Aim of the exercise:
Using the data below, repeat all of it precisely.
* Begin Supplied data *
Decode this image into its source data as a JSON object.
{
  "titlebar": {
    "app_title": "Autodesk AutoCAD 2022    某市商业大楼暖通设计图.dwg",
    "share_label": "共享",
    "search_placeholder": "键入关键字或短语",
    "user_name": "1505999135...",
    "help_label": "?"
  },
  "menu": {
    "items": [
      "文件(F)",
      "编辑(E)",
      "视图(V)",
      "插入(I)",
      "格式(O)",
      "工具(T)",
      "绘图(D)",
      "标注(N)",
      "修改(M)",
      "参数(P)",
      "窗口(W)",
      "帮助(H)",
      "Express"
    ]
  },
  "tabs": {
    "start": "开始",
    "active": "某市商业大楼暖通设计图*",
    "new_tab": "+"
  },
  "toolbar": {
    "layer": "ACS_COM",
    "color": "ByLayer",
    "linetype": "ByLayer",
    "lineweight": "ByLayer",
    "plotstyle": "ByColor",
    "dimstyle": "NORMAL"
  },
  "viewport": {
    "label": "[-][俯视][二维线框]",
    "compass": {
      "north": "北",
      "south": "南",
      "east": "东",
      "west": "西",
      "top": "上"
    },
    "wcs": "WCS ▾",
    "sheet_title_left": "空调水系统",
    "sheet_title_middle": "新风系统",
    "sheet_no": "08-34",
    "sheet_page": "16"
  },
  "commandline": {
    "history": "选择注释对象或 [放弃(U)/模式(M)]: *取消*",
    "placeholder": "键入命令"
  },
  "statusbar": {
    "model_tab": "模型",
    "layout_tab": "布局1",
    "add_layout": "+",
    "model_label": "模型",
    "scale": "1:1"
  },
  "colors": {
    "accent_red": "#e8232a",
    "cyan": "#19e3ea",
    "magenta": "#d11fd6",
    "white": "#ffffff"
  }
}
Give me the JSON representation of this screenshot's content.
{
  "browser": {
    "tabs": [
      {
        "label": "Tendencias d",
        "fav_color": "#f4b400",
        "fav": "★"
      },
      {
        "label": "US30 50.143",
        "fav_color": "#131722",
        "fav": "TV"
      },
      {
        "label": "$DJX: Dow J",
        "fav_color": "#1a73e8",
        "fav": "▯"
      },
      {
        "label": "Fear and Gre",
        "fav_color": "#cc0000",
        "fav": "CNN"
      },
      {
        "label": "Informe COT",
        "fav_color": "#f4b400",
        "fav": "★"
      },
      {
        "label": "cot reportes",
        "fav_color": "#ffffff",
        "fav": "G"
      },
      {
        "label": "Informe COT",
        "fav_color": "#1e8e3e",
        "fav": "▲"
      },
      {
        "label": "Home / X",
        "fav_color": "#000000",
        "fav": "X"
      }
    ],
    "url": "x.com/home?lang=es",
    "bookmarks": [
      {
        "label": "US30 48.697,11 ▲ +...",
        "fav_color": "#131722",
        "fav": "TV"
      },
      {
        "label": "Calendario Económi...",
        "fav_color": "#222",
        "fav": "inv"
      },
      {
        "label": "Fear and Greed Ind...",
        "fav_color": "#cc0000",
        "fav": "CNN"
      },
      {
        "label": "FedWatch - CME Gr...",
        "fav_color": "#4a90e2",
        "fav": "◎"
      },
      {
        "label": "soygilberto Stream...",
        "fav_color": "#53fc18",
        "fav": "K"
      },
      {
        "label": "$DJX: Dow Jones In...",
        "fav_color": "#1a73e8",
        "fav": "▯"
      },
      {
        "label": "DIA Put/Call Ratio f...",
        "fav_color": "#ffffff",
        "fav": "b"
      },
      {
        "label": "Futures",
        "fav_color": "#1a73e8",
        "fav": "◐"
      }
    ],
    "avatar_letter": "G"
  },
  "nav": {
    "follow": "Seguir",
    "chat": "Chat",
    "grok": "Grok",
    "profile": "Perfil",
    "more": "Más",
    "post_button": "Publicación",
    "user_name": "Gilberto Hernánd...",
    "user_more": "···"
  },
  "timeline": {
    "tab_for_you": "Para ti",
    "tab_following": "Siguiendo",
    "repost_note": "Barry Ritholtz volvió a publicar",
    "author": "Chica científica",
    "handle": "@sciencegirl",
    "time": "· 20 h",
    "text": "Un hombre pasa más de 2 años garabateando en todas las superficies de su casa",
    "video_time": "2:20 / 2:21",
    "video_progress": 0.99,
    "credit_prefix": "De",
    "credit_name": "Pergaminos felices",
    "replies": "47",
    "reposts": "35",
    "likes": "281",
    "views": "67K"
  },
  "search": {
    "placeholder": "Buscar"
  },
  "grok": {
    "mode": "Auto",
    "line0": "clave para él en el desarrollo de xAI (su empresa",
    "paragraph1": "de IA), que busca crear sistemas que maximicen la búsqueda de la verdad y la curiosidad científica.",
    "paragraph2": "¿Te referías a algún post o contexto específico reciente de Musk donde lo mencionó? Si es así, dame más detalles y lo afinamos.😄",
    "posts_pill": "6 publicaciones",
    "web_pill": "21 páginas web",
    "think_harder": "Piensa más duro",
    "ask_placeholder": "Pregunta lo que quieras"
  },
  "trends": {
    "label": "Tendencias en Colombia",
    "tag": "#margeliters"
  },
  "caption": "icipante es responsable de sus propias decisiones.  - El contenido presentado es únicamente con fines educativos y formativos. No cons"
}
* End Supplied data *
Output for this exercise:
Decode this image into its source data as a JSON object.
{
  "titlebar": {
    "app_title": "Autodesk AutoCAD 2022    某市商业大楼暖通设计图.dwg",
    "share_label": "共享",
    "search_placeholder": "键入关键字或短语",
    "user_name": "1505999135...",
    "help_label": "?"
  },
  "menu": {
    "items": [
      "文件(F)",
      "编辑(E)",
      "视图(V)",
      "插入(I)",
      "格式(O)",
      "工具(T)",
      "绘图(D)",
      "标注(N)",
      "修改(M)",
      "参数(P)",
      "窗口(W)",
      "帮助(H)",
      "Express"
    ]
  },
  "tabs": {
    "start": "开始",
    "active": "某市商业大楼暖通设计图*",
    "new_tab": "+"
  },
  "toolbar": {
    "layer": "ACS_COM",
    "color": "ByLayer",
    "linetype": "ByLayer",
    "lineweight": "ByLayer",
    "plotstyle": "ByColor",
    "dimstyle": "NORMAL"
  },
  "viewport": {
    "label": "[-][俯视][二维线框]",
    "compass": {
      "north": "北",
      "south": "南",
      "east": "东",
      "west": "西",
      "top": "上"
    },
    "wcs": "WCS ▾",
    "sheet_title_left": "空调水系统",
    "sheet_title_middle": "新风系统",
    "sheet_no": "08-34",
    "sheet_page": "16"
  },
  "commandline": {
    "history": "选择注释对象或 [放弃(U)/模式(M)]: *取消*",
    "placeholder": "键入命令"
  },
  "statusbar": {
    "model_tab": "模型",
    "layout_tab": "布局1",
    "add_layout": "+",
    "model_label": "模型",
    "scale": "1:1"
  },
  "colors": {
    "accent_red": "#e8232a",
    "cyan": "#19e3ea",
    "magenta": "#d11fd6",
    "white": "#ffffff"
  }
}
Give me the JSON representation of this screenshot's content.
{
  "browser": {
    "tabs": [
      {
        "label": "Tendencias d",
        "fav_color": "#f4b400",
        "fav": "★"
      },
      {
        "label": "US30 50.143",
        "fav_color": "#131722",
        "fav": "TV"
      },
      {
        "label": "$DJX: Dow J",
        "fav_color": "#1a73e8",
        "fav": "▯"
      },
      {
        "label": "Fear and Gre",
        "fav_color": "#cc0000",
        "fav": "CNN"
      },
      {
        "label": "Informe COT",
        "fav_color": "#f4b400",
        "fav": "★"
      },
      {
        "label": "cot reportes",
        "fav_color": "#ffffff",
        "fav": "G"
      },
      {
        "label": "Informe COT",
        "fav_color": "#1e8e3e",
        "fav": "▲"
      },
      {
        "label": "Home / X",
        "fav_color": "#000000",
        "fav": "X"
      }
    ],
    "url": "x.com/home?lang=es",
    "bookmarks": [
      {
        "label": "US30 48.697,11 ▲ +...",
        "fav_color": "#131722",
        "fav": "TV"
      },
      {
        "label": "Calendario Económi...",
        "fav_color": "#222",
        "fav": "inv"
      },
      {
        "label": "Fear and Greed Ind...",
        "fav_color": "#cc0000",
        "fav": "CNN"
      },
      {
        "label": "FedWatch - CME Gr...",
        "fav_color": "#4a90e2",
        "fav": "◎"
      },
      {
        "label": "soygilberto Stream...",
        "fav_color": "#53fc18",
        "fav": "K"
      },
      {
        "label": "$DJX: Dow Jones In...",
        "fav_color": "#1a73e8",
        "fav": "▯"
      },
      {
        "label": "DIA Put/Call Ratio f...",
        "fav_color": "#ffffff",
        "fav": "b"
      },
      {
        "label": "Futures",
        "fav_color": "#1a73e8",
        "fav": "◐"
      }
    ],
    "avatar_letter": "G"
  },
  "nav": {
    "follow": "Seguir",
    "chat": "Chat",
    "grok": "Grok",
    "profile": "Perfil",
    "more": "Más",
    "post_button": "Publicación",
    "user_name": "Gilberto Hernánd...",
    "user_more": "···"
  },
  "timeline": {
    "tab_for_you": "Para ti",
    "tab_following": "Siguiendo",
    "repost_note": "Barry Ritholtz volvió a publicar",
    "author": "Chica científica",
    "handle": "@sciencegirl",
    "time": "· 20 h",
    "text": "Un hombre pasa más de 2 años garabateando en todas las superficies de su casa",
    "video_time": "2:20 / 2:21",
    "video_progress": 0.99,
    "credit_prefix": "De",
    "credit_name": "Pergaminos felices",
    "replies": "47",
    "reposts": "35",
    "likes": "281",
    "views": "67K"
  },
  "search": {
    "placeholder": "Buscar"
  },
  "grok": {
    "mode": "Auto",
    "line0": "clave para él en el desarrollo de xAI (su empresa",
    "paragraph1": "de IA), que busca crear sistemas que maximicen la búsqueda de la verdad y la curiosidad científica.",
    "paragraph2": "¿Te referías a algún post o contexto específico reciente de Musk donde lo mencionó? Si es así, dame más detalles y lo afinamos.😄",
    "posts_pill": "6 publicaciones",
    "web_pill": "21 páginas web",
    "think_harder": "Piensa más duro",
    "ask_placeholder": "Pregunta lo que quieras"
  },
  "trends": {
    "label": "Tendencias en Colombia",
    "tag": "#margeliters"
  },
  "caption": "icipante es responsable de sus propias decisiones.  - El contenido presentado es únicamente con fines educativos y formativos. No cons"
}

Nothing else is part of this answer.